> GIVEN PROBLEM
For each line below that includes the word "color", make a copy.

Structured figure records
╭──

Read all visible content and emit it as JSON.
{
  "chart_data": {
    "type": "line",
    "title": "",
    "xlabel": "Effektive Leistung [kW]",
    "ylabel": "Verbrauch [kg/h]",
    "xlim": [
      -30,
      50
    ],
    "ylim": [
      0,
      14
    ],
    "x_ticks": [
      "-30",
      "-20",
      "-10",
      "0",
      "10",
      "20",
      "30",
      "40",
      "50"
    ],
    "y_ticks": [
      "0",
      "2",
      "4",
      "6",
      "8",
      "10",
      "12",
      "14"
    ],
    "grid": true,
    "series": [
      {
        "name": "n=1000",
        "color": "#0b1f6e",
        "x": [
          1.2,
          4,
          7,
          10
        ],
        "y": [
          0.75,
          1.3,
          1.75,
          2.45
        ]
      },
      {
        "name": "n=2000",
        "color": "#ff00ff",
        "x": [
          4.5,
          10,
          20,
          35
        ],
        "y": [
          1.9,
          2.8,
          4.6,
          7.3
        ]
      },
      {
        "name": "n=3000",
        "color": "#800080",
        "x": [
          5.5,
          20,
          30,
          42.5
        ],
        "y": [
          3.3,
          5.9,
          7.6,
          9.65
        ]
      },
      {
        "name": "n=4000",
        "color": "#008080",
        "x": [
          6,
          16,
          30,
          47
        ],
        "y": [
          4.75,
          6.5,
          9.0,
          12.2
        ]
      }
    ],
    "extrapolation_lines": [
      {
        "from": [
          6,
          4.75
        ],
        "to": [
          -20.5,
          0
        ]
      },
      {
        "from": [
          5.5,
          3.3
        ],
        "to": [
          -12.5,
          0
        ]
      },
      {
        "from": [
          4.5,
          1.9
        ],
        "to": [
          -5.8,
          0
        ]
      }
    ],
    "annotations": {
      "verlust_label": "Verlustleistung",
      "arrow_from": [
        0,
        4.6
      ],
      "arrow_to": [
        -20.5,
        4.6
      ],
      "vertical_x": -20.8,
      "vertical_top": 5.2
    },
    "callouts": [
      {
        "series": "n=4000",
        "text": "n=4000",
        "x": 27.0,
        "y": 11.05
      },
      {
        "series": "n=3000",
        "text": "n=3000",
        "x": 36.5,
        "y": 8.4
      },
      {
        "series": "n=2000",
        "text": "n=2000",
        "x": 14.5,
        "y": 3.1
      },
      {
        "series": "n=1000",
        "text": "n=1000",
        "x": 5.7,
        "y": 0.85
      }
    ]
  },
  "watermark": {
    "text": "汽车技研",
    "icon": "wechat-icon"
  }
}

╰──

> THE SOLUTION
        "color": "#0b1f6e",
        "color": "#ff00ff",
        "color": "#800080",
        "color": "#008080",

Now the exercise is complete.